* **What you should do**
Locate each line in the records containing "Artemida". Copy it.

(Dataset rows about figures)
┌────────

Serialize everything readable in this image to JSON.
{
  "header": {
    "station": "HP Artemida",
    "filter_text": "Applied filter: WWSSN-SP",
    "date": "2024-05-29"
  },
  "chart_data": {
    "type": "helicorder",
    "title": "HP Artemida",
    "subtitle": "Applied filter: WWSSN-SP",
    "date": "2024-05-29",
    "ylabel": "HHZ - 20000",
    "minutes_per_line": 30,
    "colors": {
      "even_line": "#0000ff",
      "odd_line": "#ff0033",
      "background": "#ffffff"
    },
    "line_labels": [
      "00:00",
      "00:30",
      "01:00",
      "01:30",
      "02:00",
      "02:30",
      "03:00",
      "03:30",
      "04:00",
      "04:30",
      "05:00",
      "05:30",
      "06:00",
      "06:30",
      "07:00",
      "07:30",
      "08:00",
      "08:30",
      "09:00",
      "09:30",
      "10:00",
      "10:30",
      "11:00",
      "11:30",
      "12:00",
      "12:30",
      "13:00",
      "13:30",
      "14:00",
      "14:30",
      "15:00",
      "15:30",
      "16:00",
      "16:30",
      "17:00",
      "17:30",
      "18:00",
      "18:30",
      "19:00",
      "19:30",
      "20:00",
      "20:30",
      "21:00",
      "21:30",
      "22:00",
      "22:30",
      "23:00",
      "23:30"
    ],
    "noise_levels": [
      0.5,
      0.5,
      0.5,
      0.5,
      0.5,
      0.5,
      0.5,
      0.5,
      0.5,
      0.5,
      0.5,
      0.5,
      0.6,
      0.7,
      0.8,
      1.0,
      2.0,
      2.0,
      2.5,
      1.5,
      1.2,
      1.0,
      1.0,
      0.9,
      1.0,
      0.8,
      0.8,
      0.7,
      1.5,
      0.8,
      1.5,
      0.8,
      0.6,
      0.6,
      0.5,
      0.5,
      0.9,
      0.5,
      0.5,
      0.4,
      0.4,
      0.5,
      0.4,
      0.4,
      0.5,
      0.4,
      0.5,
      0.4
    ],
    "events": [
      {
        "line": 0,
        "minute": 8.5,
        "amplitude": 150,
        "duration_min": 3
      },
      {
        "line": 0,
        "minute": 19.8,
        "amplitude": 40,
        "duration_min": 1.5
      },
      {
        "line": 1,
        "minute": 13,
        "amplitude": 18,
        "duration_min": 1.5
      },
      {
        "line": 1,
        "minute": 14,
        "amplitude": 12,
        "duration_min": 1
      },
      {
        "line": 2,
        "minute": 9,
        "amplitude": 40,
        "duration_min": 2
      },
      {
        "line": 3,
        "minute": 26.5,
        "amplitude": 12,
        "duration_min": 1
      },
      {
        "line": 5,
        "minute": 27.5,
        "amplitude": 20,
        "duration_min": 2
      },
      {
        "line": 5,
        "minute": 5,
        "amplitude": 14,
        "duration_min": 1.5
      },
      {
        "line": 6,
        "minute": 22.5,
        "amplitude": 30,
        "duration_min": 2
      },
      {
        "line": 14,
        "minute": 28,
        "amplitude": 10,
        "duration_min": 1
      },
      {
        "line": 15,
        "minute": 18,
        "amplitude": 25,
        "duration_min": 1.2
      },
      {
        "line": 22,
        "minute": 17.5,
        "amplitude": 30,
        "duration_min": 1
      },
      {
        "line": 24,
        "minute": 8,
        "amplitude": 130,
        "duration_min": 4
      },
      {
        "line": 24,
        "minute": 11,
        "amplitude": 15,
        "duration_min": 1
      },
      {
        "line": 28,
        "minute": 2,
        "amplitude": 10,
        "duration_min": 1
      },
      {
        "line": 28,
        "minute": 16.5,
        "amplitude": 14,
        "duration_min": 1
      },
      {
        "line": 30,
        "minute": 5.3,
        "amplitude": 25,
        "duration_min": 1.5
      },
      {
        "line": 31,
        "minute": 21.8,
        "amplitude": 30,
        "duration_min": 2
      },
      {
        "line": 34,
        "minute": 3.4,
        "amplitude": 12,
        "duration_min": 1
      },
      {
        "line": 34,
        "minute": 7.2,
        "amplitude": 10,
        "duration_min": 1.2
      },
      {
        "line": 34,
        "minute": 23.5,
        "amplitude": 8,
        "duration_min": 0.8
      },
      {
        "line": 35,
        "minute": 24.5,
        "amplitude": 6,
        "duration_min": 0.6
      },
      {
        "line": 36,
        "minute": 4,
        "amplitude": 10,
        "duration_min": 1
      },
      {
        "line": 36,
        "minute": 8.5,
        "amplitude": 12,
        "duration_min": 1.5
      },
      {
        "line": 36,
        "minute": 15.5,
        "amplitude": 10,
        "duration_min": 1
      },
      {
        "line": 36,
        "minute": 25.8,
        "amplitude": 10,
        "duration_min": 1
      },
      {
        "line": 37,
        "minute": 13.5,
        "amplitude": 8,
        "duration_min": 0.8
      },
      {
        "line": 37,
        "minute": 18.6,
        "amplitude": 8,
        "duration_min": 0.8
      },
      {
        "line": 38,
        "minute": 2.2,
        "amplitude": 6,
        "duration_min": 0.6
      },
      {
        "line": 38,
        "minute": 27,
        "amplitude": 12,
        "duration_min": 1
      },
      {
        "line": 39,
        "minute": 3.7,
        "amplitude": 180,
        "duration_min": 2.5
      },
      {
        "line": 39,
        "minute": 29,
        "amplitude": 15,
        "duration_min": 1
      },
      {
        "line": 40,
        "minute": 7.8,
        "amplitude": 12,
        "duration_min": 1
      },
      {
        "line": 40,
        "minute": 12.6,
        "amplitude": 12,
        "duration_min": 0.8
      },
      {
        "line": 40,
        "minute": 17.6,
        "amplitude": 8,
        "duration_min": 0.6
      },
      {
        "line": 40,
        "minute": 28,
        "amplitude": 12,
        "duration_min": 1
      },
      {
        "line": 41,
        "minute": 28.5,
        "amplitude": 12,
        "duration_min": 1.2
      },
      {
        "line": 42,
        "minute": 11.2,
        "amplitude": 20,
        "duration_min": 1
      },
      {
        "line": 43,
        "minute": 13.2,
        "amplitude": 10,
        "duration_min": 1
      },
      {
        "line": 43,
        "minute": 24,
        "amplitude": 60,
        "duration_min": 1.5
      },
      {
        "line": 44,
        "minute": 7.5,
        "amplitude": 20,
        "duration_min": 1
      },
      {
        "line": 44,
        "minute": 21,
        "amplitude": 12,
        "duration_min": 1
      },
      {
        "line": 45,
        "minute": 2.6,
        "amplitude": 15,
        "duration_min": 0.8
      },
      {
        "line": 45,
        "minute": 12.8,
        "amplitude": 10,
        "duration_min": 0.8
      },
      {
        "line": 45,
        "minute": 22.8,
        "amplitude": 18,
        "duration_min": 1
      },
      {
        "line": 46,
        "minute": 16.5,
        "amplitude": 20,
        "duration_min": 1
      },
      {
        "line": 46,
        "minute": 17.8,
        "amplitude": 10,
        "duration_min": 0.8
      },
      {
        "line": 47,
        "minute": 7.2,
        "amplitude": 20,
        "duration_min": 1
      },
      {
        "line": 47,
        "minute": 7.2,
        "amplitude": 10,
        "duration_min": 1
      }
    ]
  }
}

└────────

* **The reply**
    "station": "HP Artemida",
    "title": "HP Artemida",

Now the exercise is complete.